- [TO BE DONE]: Search the listing below for the string "JSON" and copy every line where it occurs.

·····

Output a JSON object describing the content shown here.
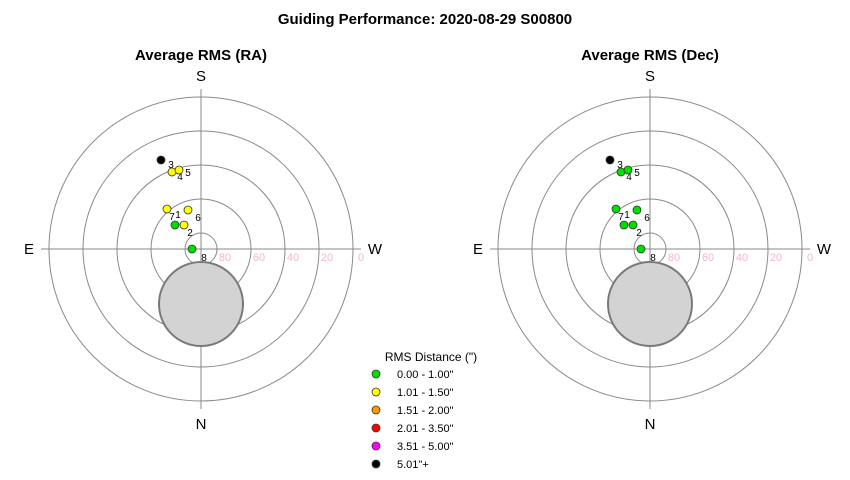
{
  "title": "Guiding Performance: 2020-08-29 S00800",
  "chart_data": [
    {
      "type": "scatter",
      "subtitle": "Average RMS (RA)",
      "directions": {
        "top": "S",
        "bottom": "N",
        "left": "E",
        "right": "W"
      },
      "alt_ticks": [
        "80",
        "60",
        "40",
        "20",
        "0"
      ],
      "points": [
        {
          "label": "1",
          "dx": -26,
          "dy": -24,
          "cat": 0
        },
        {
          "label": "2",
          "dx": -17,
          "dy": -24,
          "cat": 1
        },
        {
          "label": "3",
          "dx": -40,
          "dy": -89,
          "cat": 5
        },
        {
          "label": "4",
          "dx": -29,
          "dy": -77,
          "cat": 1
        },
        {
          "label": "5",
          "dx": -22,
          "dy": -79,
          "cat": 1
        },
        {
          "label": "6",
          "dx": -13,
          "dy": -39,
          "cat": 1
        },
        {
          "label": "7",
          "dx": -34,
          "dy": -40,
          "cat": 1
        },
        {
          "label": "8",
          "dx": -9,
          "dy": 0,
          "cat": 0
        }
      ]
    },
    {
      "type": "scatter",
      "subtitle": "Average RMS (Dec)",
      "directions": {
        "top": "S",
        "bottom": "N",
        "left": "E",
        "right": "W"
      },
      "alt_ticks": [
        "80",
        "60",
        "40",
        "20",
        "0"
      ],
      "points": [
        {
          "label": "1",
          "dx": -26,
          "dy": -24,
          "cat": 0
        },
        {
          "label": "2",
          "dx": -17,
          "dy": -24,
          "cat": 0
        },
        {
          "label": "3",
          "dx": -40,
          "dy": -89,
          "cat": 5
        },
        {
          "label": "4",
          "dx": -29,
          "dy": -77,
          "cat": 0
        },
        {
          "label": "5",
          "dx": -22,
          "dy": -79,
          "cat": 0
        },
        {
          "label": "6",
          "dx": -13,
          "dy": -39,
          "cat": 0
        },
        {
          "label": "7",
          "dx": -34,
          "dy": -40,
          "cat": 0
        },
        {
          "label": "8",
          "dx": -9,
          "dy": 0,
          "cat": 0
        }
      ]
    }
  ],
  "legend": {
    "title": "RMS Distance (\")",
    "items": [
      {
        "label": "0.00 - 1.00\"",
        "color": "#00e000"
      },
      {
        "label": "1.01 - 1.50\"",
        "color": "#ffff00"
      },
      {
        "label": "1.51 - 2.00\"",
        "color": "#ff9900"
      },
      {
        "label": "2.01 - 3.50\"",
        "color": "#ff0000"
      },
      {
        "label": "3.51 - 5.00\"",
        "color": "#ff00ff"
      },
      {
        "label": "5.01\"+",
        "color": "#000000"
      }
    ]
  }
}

·····

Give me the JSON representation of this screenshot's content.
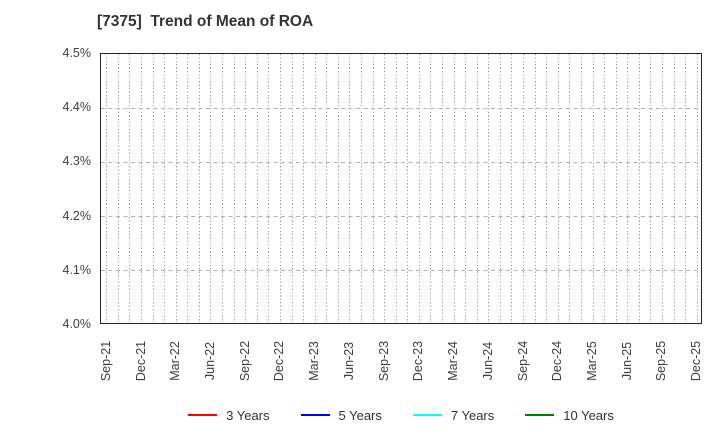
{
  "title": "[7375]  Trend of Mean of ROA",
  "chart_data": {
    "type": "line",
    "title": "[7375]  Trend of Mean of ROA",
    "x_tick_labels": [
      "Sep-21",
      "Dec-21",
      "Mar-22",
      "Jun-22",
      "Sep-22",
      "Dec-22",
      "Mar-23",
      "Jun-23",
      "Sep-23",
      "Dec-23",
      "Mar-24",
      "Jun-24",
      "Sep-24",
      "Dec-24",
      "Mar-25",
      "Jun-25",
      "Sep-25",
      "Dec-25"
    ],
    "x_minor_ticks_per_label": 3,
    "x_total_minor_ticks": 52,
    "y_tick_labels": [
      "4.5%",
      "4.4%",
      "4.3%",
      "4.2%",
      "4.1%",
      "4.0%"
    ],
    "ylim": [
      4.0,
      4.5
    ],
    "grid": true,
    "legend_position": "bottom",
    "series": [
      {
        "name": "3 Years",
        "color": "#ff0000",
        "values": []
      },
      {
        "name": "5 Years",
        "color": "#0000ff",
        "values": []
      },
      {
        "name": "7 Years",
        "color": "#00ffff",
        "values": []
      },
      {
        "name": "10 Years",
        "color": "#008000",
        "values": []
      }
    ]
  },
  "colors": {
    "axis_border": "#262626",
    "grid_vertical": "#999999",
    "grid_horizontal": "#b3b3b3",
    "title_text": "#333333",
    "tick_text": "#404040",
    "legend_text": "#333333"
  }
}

·····

- [TASK RESPONSE]:
Output a JSON object describing the content shown here.
Give me the JSON representation of this screenshot's content.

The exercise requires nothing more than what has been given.